Aim of the exercise: Restate the records that follow word for word; no pictures should appear.

Extracted data:
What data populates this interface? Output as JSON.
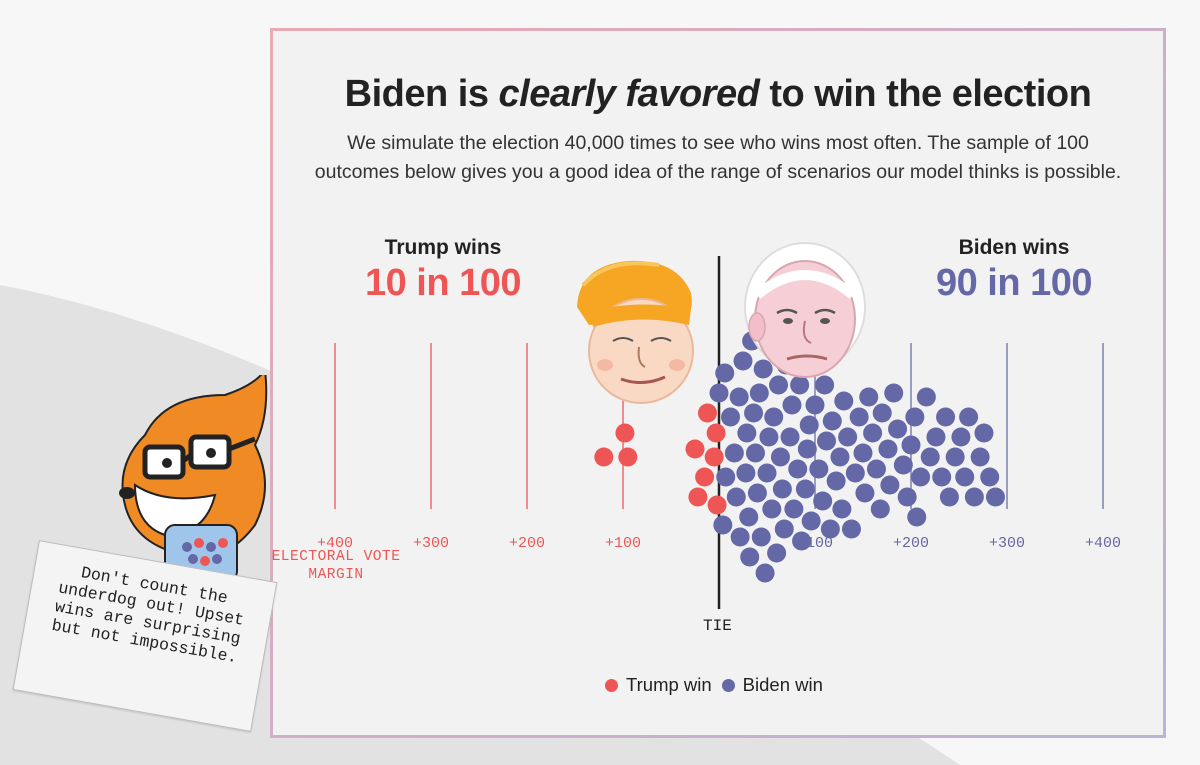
{
  "title": {
    "before": "Biden is ",
    "emphasis": "clearly favored",
    "after": " to win the election"
  },
  "subtitle": "We simulate the election 40,000 times to see who wins most often. The sample of 100 outcomes below gives you a good idea of the range of scenarios our model thinks is possible.",
  "trump": {
    "label": "Trump wins",
    "value": "10 in 100"
  },
  "biden": {
    "label": "Biden wins",
    "value": "90 in 100"
  },
  "colors": {
    "trump": "#ee5655",
    "biden": "#6468a6",
    "trump_line": "#ee6b6a",
    "biden_line": "#7d80b0"
  },
  "chart_data": {
    "type": "scatter",
    "title": "",
    "x_axis_label": "ELECTORAL VOTE MARGIN",
    "center_label": "TIE",
    "xlim": [
      -440,
      440
    ],
    "trump_ticks": [
      {
        "value": -400,
        "label": "+400"
      },
      {
        "value": -300,
        "label": "+300"
      },
      {
        "value": -200,
        "label": "+200"
      },
      {
        "value": -100,
        "label": "+100"
      }
    ],
    "biden_ticks": [
      {
        "value": 100,
        "label": "+100"
      },
      {
        "value": 200,
        "label": "+200"
      },
      {
        "value": 300,
        "label": "+300"
      },
      {
        "value": 400,
        "label": "+400"
      }
    ],
    "trump_margins": [
      -120,
      -95,
      -98,
      -5,
      -3,
      -15,
      -12,
      -22,
      -2,
      -25
    ],
    "biden_margins": [
      0,
      16,
      4,
      7,
      6,
      12,
      18,
      21,
      22,
      25,
      28,
      29,
      31,
      32,
      34,
      36,
      38,
      40,
      42,
      44,
      46,
      48,
      50,
      52,
      55,
      57,
      60,
      62,
      64,
      66,
      68,
      70,
      72,
      74,
      76,
      78,
      82,
      84,
      86,
      90,
      92,
      94,
      96,
      100,
      104,
      108,
      110,
      112,
      116,
      118,
      122,
      126,
      128,
      130,
      134,
      138,
      142,
      146,
      150,
      152,
      156,
      160,
      164,
      168,
      170,
      176,
      178,
      182,
      186,
      192,
      196,
      200,
      204,
      206,
      210,
      216,
      220,
      226,
      232,
      236,
      240,
      246,
      252,
      256,
      260,
      266,
      272,
      276,
      282,
      288
    ],
    "legend": [
      {
        "name": "Trump win",
        "color": "#ee5655"
      },
      {
        "name": "Biden win",
        "color": "#6468a6"
      }
    ]
  },
  "note": "Don't count the underdog out! Upset wins are surprising but not impossible."
}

Exercise result:
What data populates this interface? Output as JSON.
{
  "title": {
    "before": "Biden is ",
    "emphasis": "clearly favored",
    "after": " to win the election"
  },
  "subtitle": "We simulate the election 40,000 times to see who wins most often. The sample of 100 outcomes below gives you a good idea of the range of scenarios our model thinks is possible.",
  "trump": {
    "label": "Trump wins",
    "value": "10 in 100"
  },
  "biden": {
    "label": "Biden wins",
    "value": "90 in 100"
  },
  "colors": {
    "trump": "#ee5655",
    "biden": "#6468a6",
    "trump_line": "#ee6b6a",
    "biden_line": "#7d80b0"
  },
  "chart_data": {
    "type": "scatter",
    "title": "",
    "x_axis_label": "ELECTORAL VOTE MARGIN",
    "center_label": "TIE",
    "xlim": [
      -440,
      440
    ],
    "trump_ticks": [
      {
        "value": -400,
        "label": "+400"
      },
      {
        "value": -300,
        "label": "+300"
      },
      {
        "value": -200,
        "label": "+200"
      },
      {
        "value": -100,
        "label": "+100"
      }
    ],
    "biden_ticks": [
      {
        "value": 100,
        "label": "+100"
      },
      {
        "value": 200,
        "label": "+200"
      },
      {
        "value": 300,
        "label": "+300"
      },
      {
        "value": 400,
        "label": "+400"
      }
    ],
    "trump_margins": [
      -120,
      -95,
      -98,
      -5,
      -3,
      -15,
      -12,
      -22,
      -2,
      -25
    ],
    "biden_margins": [
      0,
      16,
      4,
      7,
      6,
      12,
      18,
      21,
      22,
      25,
      28,
      29,
      31,
      32,
      34,
      36,
      38,
      40,
      42,
      44,
      46,
      48,
      50,
      52,
      55,
      57,
      60,
      62,
      64,
      66,
      68,
      70,
      72,
      74,
      76,
      78,
      82,
      84,
      86,
      90,
      92,
      94,
      96,
      100,
      104,
      108,
      110,
      112,
      116,
      118,
      122,
      126,
      128,
      130,
      134,
      138,
      142,
      146,
      150,
      152,
      156,
      160,
      164,
      168,
      170,
      176,
      178,
      182,
      186,
      192,
      196,
      200,
      204,
      206,
      210,
      216,
      220,
      226,
      232,
      236,
      240,
      246,
      252,
      256,
      260,
      266,
      272,
      276,
      282,
      288
    ],
    "legend": [
      {
        "name": "Trump win",
        "color": "#ee5655"
      },
      {
        "name": "Biden win",
        "color": "#6468a6"
      }
    ]
  },
  "note": "Don't count the underdog out! Upset wins are surprising but not impossible."
}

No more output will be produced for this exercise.